### [Prompt 1]
Could you extract the full text on C# access specifiers, word for word?

### [Document text]

Access Specifiers in C#

What is an access specifier?

An access specifier defines the scope of a class member. A class member refers to the variables and functions in a class. A program can have many classes. The programmer gets the privilege to decide the of use access specifier to implement encapsulation and abstraction in C#.

So, when we use Access Specifiers in C# they help the other class members to know how they can access the methods or variables declared/defined inside another class.

C# supports five types of access specifiers to tell the extent of visibility of a class member. They are:-
  • public,
  • private,
  • protected,
  • internal and
  • protected internal.

Let's now go into detail.

public:

The public access specifier in C# allows a class to expose its member variables and member functions to other functions and objects. So any member declared public can be accessed outside the class also.

Let's check an example for this..
----------------------------------------------------------------

using System;
namespace HelloWorld
{
class hello
{
public int iNum1;
}
class MyMainClass
{
static void Main(string[] args)
{
hello HelloObject=new hello();
HelloObject.iNum1=10; /* since variable iNum1 is public it can be accessed in other classes also*/

Console.WriteLine(HelloObject.iNum1);
}
}
}

----------------------------------------------------------------

private:

The private access specifier in C# is just opposite to the public access specifier. That is it allows a class to hide its member variables and member functions from other class objects and functions. So it is not visible outside the class. By default, the access specifier is private; if public, private or protected is not specified.

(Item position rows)
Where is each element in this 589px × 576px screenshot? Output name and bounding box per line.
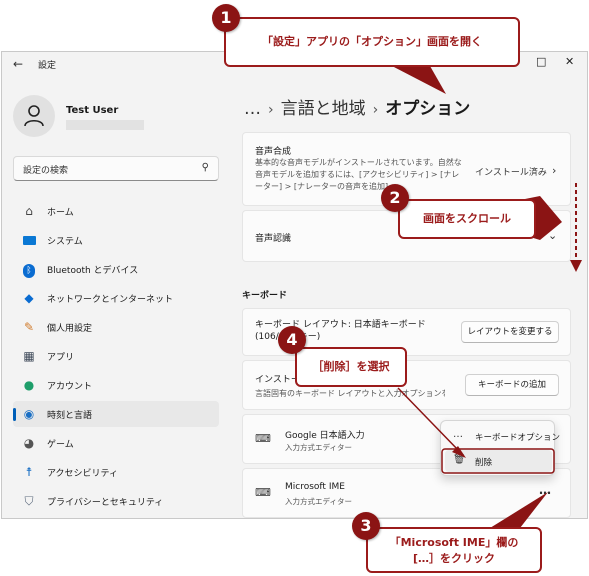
breadcrumb-separator-icon: ›: [372, 102, 379, 118]
search-icon[interactable]: ⚲: [202, 162, 209, 173]
chevron-down-icon: ⌄: [548, 229, 558, 242]
trash-icon: 🗑: [453, 454, 466, 465]
user-email-redacted: [66, 120, 144, 130]
bluetooth-icon: ᛒ: [21, 261, 37, 278]
menu-item-label: 削除: [475, 458, 493, 468]
close-icon[interactable]: ✕: [565, 55, 574, 68]
home-icon: ⌂: [25, 204, 33, 218]
brush-icon: ✎: [23, 320, 35, 334]
sidebar-item-label: ホーム: [47, 208, 74, 218]
breadcrumb-ellipsis[interactable]: …: [244, 99, 261, 119]
sidebar-item-label: 時刻と言語: [47, 411, 93, 421]
installed-keyboards-description: 言語固有のキーボード レイアウトと入力オプションを管理します: [255, 389, 445, 398]
chevron-right-icon: ›: [552, 164, 557, 177]
sidebar: Test User 設定の検索 ⚲ ⌂ ホーム システム ᛒ Bluetooth…: [2, 76, 230, 518]
ime-name: Google 日本語入力: [285, 431, 365, 441]
menu-item-keyboard-options[interactable]: … キーボードオプション: [445, 425, 560, 447]
sidebar-item-privacy[interactable]: ⛉ プライバシーとセキュリティ: [13, 488, 219, 514]
user-icon: [24, 105, 44, 127]
keyboard-icon: ⌨: [255, 432, 271, 445]
sidebar-item-label: 個人用設定: [47, 324, 93, 334]
sidebar-item-bluetooth[interactable]: ᛒ Bluetooth とデバイス: [13, 256, 219, 282]
breadcrumb-separator-icon: ›: [268, 102, 274, 118]
accessibility-icon: ☨: [25, 465, 33, 479]
user-name: Test User: [66, 105, 119, 116]
step-badge-3: 3: [352, 512, 380, 540]
account-icon: ●: [23, 378, 35, 392]
time-language-icon: ◉: [23, 407, 35, 421]
sidebar-item-label: ゲーム: [47, 440, 74, 450]
ime-name: Microsoft IME: [285, 482, 345, 492]
breadcrumb: … › 言語と地域 › オプション: [244, 94, 470, 119]
speech-recognition-title: 音声認識: [255, 234, 292, 244]
callout-step-1-text: 「設定」アプリの「オプション」画面を開く: [262, 35, 482, 48]
page-title: オプション: [385, 99, 471, 119]
sidebar-item-personalization[interactable]: ✎ 個人用設定: [13, 314, 219, 340]
maximize-icon[interactable]: □: [536, 55, 546, 68]
sidebar-item-system[interactable]: システム: [13, 227, 219, 253]
sidebar-item-time-language[interactable]: ◉ 時刻と言語: [13, 401, 219, 427]
change-layout-button[interactable]: レイアウトを変更する: [461, 321, 559, 343]
callout-step-2: 画面をスクロール: [398, 199, 536, 239]
ime-subtitle: 入力方式エディター: [285, 497, 352, 506]
apps-icon: ▦: [23, 349, 35, 363]
system-icon: [21, 232, 37, 248]
callout-step-3-line-1: 「Microsoft IME」欄の: [389, 536, 519, 549]
speech-synthesis-description: 基本的な音声モデルがインストールされています。自然な音声モデルを追加するには、[…: [255, 158, 462, 191]
callout-step-3: 「Microsoft IME」欄の […］をクリック: [366, 527, 542, 573]
sidebar-item-label: システム: [47, 237, 83, 247]
sidebar-item-accessibility[interactable]: ☨ アクセシビリティ: [13, 459, 219, 485]
callout-step-3-line-2: […］をクリック: [412, 552, 496, 565]
game-icon: ◕: [23, 436, 35, 450]
active-indicator: [13, 408, 16, 421]
wifi-icon: ◆: [24, 291, 34, 305]
menu-item-label: キーボードオプション: [475, 433, 561, 443]
shield-icon: ⛉: [24, 494, 34, 508]
sidebar-item-label: ネットワークとインターネット: [47, 295, 174, 305]
sidebar-item-label: プライバシーとセキュリティ: [47, 498, 164, 508]
keyboard-section-label: キーボード: [242, 291, 288, 301]
keyboard-icon: ⌨: [255, 486, 271, 499]
more-options-button[interactable]: …: [539, 483, 552, 497]
callout-step-4: ［削除］を選択: [295, 347, 407, 387]
callout-step-1: 「設定」アプリの「オプション」画面を開く: [224, 17, 520, 67]
search-input[interactable]: 設定の検索 ⚲: [13, 156, 219, 181]
callout-step-4-text: ［削除］を選択: [312, 360, 390, 373]
ime-subtitle: 入力方式エディター: [285, 443, 352, 452]
step-badge-2: 2: [381, 184, 409, 212]
sidebar-item-label: アカウント: [47, 382, 93, 392]
sidebar-item-label: アクセシビリティ: [47, 469, 119, 479]
speech-synthesis-status: インストール済み: [475, 168, 547, 178]
more-icon: …: [453, 429, 463, 440]
sidebar-item-gaming[interactable]: ◕ ゲーム: [13, 430, 219, 456]
sidebar-item-label: アプリ: [47, 353, 75, 363]
speech-synthesis-title: 音声合成: [255, 147, 292, 157]
app-title: 設定: [38, 61, 57, 71]
back-arrow-icon[interactable]: ←: [13, 57, 23, 71]
step-badge-1: 1: [212, 4, 240, 32]
search-placeholder: 設定の検索: [23, 166, 69, 176]
sidebar-item-label: Bluetooth とデバイス: [47, 266, 139, 276]
sidebar-item-apps[interactable]: ▦ アプリ: [13, 343, 219, 369]
add-keyboard-button[interactable]: キーボードの追加: [465, 374, 559, 396]
sidebar-item-network[interactable]: ◆ ネットワークとインターネット: [13, 285, 219, 311]
menu-item-delete[interactable]: 🗑 削除: [445, 450, 552, 472]
sidebar-item-home[interactable]: ⌂ ホーム: [13, 198, 219, 224]
callout-step-2-text: 画面をスクロール: [423, 212, 511, 225]
sidebar-item-accounts[interactable]: ● アカウント: [13, 372, 219, 398]
avatar[interactable]: [13, 95, 55, 137]
step-badge-4: 4: [278, 326, 306, 354]
breadcrumb-parent[interactable]: 言語と地域: [281, 99, 366, 119]
context-menu: … キーボードオプション 🗑 削除: [440, 420, 560, 476]
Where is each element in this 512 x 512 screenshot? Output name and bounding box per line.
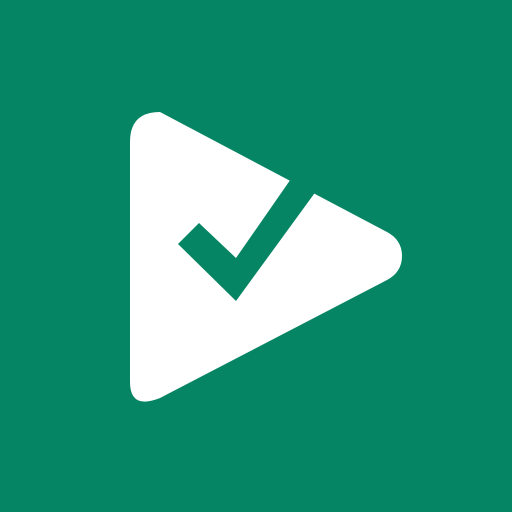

### [Prompt 2]
Can you lay out the rows as a numbered list, beginning with the line with "breadcrumb-separator-icon: ›: [372, 102, 379, 118]" and going on through the line with "breadcrumb-ellipsis[interactable]: …: [244, 99, 261, 119]", both included? Leave out any blank lines, and list only those rows.

### [Exercise solution 1]
Access Specifiers in C#

What is an access specifier?

An access specifier defines the scope of a class member. A class member refers to the variables and functions in a class. A program can have many classes. The programmer gets the privilege to decide the of use access specifier to implement encapsulation and abstraction in C#.

So, when we use Access Specifiers in C# they help the other class members to know how they can access the methods or variables declared/defined inside another class.

C# supports five types of access specifiers to tell the extent of visibility of a class member. They are:-
  • public,
  • private,
  • protected,
  • internal and
  • protected internal.

Let's now go into detail.

public:

The public access specifier in C# allows a class to expose its member variables and member functions to other functions and objects. So any member declared public can be accessed outside the class also.

Let's check an example for this..
----------------------------------------------------------------

using System;
namespace HelloWorld
{
class hello
{
public int iNum1;
}
class MyMainClass
{
static void Main(string[] args)
{
hello HelloObject=new hello();
HelloObject.iNum1=10; /* since variable iNum1 is public it can be accessed in other classes also*/

Console.WriteLine(HelloObject.iNum1);
}
}
}

----------------------------------------------------------------

private:

The private access specifier in C# is just opposite to the public access specifier. That is it allows a class to hide its member variables and member functions from other class objects and functions. So it is not visible outside the class. By default, the access specifier is private; if public, private or protected is not specified.

### [Exercise solution 2]
1. breadcrumb-separator-icon: ›: [372, 102, 379, 118]
2. search-icon[interactable]: ⚲: [202, 162, 209, 173]
3. chevron-down-icon: ⌄: [548, 229, 558, 242]
4. trash-icon: 🗑: [453, 454, 466, 465]
5. user-email-redacted: [66, 120, 144, 130]
6. bluetooth-icon: ᛒ: [21, 261, 37, 278]
7. menu-item-label: 削除: [475, 458, 493, 468]
8. close-icon[interactable]: ✕: [565, 55, 574, 68]
9. home-icon: ⌂: [25, 204, 33, 218]
10. brush-icon: ✎: [23, 320, 35, 334]
11. sidebar-item-label: ホーム: [47, 208, 74, 218]
12. breadcrumb-ellipsis[interactable]: …: [244, 99, 261, 119]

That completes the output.